+++ PAGE EXCERPT +++

Millions sweating it out as heat wave nears peak from Midwest to Maine

Jun 20, 2024, 11:18 AM

CHICAGO, ILLINOIS - JUNE 19: People cool off in the fountain at Polk Brothers Park at Navy Pier as ...

CHICAGO, ILLINOIS - JUNE 19: People cool off in the fountain at Polk Brothers Park at Navy Pier as temperatures climbed above 90 degrees Fahrenheit on June 19, 2024 in Chicago, Illinois. A heat wave has brought record warm temperatures to much of the Midwest and Northeast areas of the country this week. (Photo by Scott Olson/Getty Images)

(Photo by Scott Olson/Getty Images)

SQUAM LAKE, N.H. (AP) — A heat wave extending from the Midwest to New England moved closer to a breaking point Thursday, with millions of people sweating it out for another day.

The National Weather Service said the heat wave was expected to peak in the eastern Great Lakes and New England on Thursday, and in the Ohio Valley and Mid-Atlantic on Friday or the weekend.

+++ EXTRACTED INFORMATION +++

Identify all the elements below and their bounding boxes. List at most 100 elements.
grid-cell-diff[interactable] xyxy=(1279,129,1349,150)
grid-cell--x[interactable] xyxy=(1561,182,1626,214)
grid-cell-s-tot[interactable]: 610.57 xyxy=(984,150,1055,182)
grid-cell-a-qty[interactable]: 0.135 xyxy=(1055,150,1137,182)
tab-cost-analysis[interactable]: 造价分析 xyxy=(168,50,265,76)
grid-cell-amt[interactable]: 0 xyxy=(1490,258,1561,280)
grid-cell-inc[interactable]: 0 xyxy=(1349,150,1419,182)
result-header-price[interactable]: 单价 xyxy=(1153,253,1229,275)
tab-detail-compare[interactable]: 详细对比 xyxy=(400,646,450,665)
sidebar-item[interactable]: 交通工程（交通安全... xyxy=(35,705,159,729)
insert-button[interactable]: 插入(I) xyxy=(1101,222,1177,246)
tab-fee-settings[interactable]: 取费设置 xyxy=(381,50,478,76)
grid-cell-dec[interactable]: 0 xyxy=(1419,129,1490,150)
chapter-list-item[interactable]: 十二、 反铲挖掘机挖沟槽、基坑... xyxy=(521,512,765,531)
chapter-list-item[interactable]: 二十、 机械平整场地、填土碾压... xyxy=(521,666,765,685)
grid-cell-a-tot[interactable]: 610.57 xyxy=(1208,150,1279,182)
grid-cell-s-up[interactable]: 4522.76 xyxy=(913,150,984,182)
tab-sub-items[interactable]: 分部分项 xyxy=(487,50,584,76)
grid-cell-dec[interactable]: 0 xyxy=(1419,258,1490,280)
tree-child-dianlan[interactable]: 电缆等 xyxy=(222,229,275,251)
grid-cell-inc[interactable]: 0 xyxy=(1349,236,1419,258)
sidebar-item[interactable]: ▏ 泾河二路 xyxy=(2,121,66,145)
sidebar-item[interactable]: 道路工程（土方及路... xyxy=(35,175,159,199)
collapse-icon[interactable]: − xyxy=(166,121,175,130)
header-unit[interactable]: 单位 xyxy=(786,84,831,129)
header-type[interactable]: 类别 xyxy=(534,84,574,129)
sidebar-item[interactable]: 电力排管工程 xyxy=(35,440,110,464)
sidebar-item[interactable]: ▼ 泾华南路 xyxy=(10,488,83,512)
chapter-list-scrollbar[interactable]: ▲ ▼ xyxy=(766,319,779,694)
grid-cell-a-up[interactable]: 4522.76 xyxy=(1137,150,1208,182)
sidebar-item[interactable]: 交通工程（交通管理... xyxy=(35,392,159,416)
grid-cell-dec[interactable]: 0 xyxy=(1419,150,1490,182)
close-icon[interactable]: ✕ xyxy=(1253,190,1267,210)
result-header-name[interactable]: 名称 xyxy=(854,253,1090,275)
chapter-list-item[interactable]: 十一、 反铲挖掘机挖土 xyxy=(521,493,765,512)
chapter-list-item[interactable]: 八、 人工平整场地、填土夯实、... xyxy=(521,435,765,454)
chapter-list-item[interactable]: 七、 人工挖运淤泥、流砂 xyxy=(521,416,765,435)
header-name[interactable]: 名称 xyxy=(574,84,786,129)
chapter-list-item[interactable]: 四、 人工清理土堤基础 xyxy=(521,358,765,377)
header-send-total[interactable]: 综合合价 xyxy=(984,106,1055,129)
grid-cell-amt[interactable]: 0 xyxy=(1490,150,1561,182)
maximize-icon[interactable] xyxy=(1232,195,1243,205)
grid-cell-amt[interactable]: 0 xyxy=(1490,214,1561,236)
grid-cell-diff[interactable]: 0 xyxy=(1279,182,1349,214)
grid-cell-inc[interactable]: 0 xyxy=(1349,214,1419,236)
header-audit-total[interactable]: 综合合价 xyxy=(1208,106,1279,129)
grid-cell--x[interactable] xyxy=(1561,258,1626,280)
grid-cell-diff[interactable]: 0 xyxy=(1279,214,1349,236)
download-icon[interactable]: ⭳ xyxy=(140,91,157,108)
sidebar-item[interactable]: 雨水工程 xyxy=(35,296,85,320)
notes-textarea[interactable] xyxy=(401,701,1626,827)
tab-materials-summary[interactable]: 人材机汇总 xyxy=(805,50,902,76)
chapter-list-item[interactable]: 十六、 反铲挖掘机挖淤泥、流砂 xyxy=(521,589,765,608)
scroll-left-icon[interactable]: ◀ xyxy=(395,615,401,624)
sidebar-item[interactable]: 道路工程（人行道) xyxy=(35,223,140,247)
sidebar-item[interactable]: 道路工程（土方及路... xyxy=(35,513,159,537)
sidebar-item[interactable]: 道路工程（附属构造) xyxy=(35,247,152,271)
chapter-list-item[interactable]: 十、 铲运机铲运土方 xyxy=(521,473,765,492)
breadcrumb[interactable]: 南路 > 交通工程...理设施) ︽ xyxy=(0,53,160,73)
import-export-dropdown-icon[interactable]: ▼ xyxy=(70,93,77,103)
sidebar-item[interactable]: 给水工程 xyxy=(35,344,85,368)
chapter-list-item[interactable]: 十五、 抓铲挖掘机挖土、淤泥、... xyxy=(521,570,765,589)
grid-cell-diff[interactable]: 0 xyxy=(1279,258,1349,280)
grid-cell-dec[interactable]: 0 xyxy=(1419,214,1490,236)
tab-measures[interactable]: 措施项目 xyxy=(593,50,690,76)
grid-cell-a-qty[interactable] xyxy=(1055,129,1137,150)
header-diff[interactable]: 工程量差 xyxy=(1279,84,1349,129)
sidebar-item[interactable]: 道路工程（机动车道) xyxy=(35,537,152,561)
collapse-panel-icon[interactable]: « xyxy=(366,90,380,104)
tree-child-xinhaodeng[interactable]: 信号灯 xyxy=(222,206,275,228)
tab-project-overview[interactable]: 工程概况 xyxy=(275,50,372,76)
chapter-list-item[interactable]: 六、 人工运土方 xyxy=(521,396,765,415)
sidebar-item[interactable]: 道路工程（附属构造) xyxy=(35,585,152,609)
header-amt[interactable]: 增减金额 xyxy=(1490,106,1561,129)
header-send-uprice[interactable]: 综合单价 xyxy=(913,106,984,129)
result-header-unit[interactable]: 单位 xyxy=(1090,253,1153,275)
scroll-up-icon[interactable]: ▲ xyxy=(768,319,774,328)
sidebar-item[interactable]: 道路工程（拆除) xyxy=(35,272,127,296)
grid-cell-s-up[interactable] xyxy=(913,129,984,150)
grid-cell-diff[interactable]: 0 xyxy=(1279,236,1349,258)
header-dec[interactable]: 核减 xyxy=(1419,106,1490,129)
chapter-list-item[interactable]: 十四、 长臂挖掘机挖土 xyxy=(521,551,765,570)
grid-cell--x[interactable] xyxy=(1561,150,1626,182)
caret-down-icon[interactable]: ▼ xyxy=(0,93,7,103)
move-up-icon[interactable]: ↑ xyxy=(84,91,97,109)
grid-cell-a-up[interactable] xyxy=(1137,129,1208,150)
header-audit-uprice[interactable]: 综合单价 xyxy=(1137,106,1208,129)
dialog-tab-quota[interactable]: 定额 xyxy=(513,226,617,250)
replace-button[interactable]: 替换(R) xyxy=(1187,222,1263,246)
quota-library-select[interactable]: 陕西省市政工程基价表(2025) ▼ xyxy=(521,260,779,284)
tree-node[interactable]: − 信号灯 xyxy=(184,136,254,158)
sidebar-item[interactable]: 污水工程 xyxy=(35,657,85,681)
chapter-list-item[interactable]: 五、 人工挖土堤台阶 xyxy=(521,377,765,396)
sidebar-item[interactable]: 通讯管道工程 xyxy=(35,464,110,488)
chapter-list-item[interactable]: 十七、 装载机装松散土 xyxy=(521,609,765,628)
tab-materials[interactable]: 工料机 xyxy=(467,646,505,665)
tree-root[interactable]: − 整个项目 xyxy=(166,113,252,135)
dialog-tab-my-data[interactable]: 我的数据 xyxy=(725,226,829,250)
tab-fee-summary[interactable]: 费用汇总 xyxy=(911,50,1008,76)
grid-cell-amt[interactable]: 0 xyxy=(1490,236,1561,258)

+++

STATED EXERCISE 1 –
Repeat the heat wave report in full, word for word.
STATED EXERCISE 2 –
Rewrite everything in the records from their first line down to the line containing "grid-cell-a-qty[interactable]: 0.135 xyxy=(1055,150,1137,182)", changing "Identify" to "Find" and leaving the rest unchanged.

WORKED SOLUTION 1 –
Millions sweating it out as heat wave nears peak from Midwest to Maine

Jun 20, 2024, 11:18 AM

CHICAGO, ILLINOIS - JUNE 19: People cool off in the fountain at Polk Brothers Park at Navy Pier as ...

CHICAGO, ILLINOIS - JUNE 19: People cool off in the fountain at Polk Brothers Park at Navy Pier as temperatures climbed above 90 degrees Fahrenheit on June 19, 2024 in Chicago, Illinois. A heat wave has brought record warm temperatures to much of the Midwest and Northeast areas of the country this week. (Photo by Scott Olson/Getty Images)

(Photo by Scott Olson/Getty Images)

SQUAM LAKE, N.H. (AP) — A heat wave extending from the Midwest to New England moved closer to a breaking point Thursday, with millions of people sweating it out for another day.

The National Weather Service said the heat wave was expected to peak in the eastern Great Lakes and New England on Thursday, and in the Ohio Valley and Mid-Atlantic on Friday or the weekend.

WORKED SOLUTION 2 –
Find all the elements below and their bounding boxes. List at most 100 elements.
grid-cell-diff[interactable] xyxy=(1279,129,1349,150)
grid-cell--x[interactable] xyxy=(1561,182,1626,214)
grid-cell-s-tot[interactable]: 610.57 xyxy=(984,150,1055,182)
grid-cell-a-qty[interactable]: 0.135 xyxy=(1055,150,1137,182)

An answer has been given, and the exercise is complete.